• [GOAL OF THE EXERCISE]:
Reproduce every entry in the listing without alteration.

• [RECORDS PROVIDED]:
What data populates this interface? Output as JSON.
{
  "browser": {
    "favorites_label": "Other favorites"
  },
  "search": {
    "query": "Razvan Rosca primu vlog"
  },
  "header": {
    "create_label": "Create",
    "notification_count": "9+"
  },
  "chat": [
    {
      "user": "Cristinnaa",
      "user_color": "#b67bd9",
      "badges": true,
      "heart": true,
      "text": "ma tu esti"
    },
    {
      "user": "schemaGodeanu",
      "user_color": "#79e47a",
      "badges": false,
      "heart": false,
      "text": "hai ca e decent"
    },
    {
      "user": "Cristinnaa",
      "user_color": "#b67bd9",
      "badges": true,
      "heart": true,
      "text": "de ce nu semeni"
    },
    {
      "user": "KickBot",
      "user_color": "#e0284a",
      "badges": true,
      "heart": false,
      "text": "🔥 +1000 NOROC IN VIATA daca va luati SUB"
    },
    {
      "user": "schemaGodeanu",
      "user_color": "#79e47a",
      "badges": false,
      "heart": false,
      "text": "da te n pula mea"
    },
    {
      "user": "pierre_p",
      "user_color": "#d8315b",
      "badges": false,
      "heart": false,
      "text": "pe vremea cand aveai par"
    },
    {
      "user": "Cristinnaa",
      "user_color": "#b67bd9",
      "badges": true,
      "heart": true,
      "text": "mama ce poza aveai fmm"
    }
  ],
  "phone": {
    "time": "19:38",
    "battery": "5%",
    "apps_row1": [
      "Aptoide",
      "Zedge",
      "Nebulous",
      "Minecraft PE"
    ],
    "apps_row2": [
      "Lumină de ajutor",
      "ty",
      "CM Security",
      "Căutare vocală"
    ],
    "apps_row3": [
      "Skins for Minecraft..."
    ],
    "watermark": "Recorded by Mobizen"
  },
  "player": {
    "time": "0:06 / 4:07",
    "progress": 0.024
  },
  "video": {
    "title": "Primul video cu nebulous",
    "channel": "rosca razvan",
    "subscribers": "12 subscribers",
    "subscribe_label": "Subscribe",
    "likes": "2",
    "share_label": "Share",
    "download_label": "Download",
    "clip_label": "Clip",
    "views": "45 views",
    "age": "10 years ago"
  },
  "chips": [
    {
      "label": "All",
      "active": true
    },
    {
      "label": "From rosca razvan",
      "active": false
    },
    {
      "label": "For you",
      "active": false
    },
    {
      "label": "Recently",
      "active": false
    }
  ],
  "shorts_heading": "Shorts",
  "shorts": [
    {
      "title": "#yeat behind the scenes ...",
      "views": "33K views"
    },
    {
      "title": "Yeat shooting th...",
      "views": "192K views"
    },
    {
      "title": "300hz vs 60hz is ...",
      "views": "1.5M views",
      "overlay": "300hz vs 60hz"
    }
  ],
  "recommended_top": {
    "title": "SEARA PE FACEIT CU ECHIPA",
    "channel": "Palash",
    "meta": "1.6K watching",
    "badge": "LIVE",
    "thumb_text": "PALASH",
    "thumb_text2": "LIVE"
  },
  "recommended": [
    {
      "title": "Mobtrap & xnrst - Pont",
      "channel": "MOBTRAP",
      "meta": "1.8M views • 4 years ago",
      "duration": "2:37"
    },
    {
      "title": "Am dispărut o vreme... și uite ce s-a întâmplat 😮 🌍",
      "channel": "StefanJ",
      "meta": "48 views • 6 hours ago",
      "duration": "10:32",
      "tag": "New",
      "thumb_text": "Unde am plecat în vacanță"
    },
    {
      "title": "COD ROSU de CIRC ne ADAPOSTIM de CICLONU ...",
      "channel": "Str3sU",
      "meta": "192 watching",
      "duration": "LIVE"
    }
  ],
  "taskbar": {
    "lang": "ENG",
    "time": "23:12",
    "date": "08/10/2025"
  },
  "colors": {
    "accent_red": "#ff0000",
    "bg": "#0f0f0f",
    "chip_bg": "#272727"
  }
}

• [COMPLETE RESPONSE]:
What data populates this interface? Output as JSON.
{
  "browser": {
    "favorites_label": "Other favorites"
  },
  "search": {
    "query": "Razvan Rosca primu vlog"
  },
  "header": {
    "create_label": "Create",
    "notification_count": "9+"
  },
  "chat": [
    {
      "user": "Cristinnaa",
      "user_color": "#b67bd9",
      "badges": true,
      "heart": true,
      "text": "ma tu esti"
    },
    {
      "user": "schemaGodeanu",
      "user_color": "#79e47a",
      "badges": false,
      "heart": false,
      "text": "hai ca e decent"
    },
    {
      "user": "Cristinnaa",
      "user_color": "#b67bd9",
      "badges": true,
      "heart": true,
      "text": "de ce nu semeni"
    },
    {
      "user": "KickBot",
      "user_color": "#e0284a",
      "badges": true,
      "heart": false,
      "text": "🔥 +1000 NOROC IN VIATA daca va luati SUB"
    },
    {
      "user": "schemaGodeanu",
      "user_color": "#79e47a",
      "badges": false,
      "heart": false,
      "text": "da te n pula mea"
    },
    {
      "user": "pierre_p",
      "user_color": "#d8315b",
      "badges": false,
      "heart": false,
      "text": "pe vremea cand aveai par"
    },
    {
      "user": "Cristinnaa",
      "user_color": "#b67bd9",
      "badges": true,
      "heart": true,
      "text": "mama ce poza aveai fmm"
    }
  ],
  "phone": {
    "time": "19:38",
    "battery": "5%",
    "apps_row1": [
      "Aptoide",
      "Zedge",
      "Nebulous",
      "Minecraft PE"
    ],
    "apps_row2": [
      "Lumină de ajutor",
      "ty",
      "CM Security",
      "Căutare vocală"
    ],
    "apps_row3": [
      "Skins for Minecraft..."
    ],
    "watermark": "Recorded by Mobizen"
  },
  "player": {
    "time": "0:06 / 4:07",
    "progress": 0.024
  },
  "video": {
    "title": "Primul video cu nebulous",
    "channel": "rosca razvan",
    "subscribers": "12 subscribers",
    "subscribe_label": "Subscribe",
    "likes": "2",
    "share_label": "Share",
    "download_label": "Download",
    "clip_label": "Clip",
    "views": "45 views",
    "age": "10 years ago"
  },
  "chips": [
    {
      "label": "All",
      "active": true
    },
    {
      "label": "From rosca razvan",
      "active": false
    },
    {
      "label": "For you",
      "active": false
    },
    {
      "label": "Recently",
      "active": false
    }
  ],
  "shorts_heading": "Shorts",
  "shorts": [
    {
      "title": "#yeat behind the scenes ...",
      "views": "33K views"
    },
    {
      "title": "Yeat shooting th...",
      "views": "192K views"
    },
    {
      "title": "300hz vs 60hz is ...",
      "views": "1.5M views",
      "overlay": "300hz vs 60hz"
    }
  ],
  "recommended_top": {
    "title": "SEARA PE FACEIT CU ECHIPA",
    "channel": "Palash",
    "meta": "1.6K watching",
    "badge": "LIVE",
    "thumb_text": "PALASH",
    "thumb_text2": "LIVE"
  },
  "recommended": [
    {
      "title": "Mobtrap & xnrst - Pont",
      "channel": "MOBTRAP",
      "meta": "1.8M views • 4 years ago",
      "duration": "2:37"
    },
    {
      "title": "Am dispărut o vreme... și uite ce s-a întâmplat 😮 🌍",
      "channel": "StefanJ",
      "meta": "48 views • 6 hours ago",
      "duration": "10:32",
      "tag": "New",
      "thumb_text": "Unde am plecat în vacanță"
    },
    {
      "title": "COD ROSU de CIRC ne ADAPOSTIM de CICLONU ...",
      "channel": "Str3sU",
      "meta": "192 watching",
      "duration": "LIVE"
    }
  ],
  "taskbar": {
    "lang": "ENG",
    "time": "23:12",
    "date": "08/10/2025"
  },
  "colors": {
    "accent_red": "#ff0000",
    "bg": "#0f0f0f",
    "chip_bg": "#272727"
  }
}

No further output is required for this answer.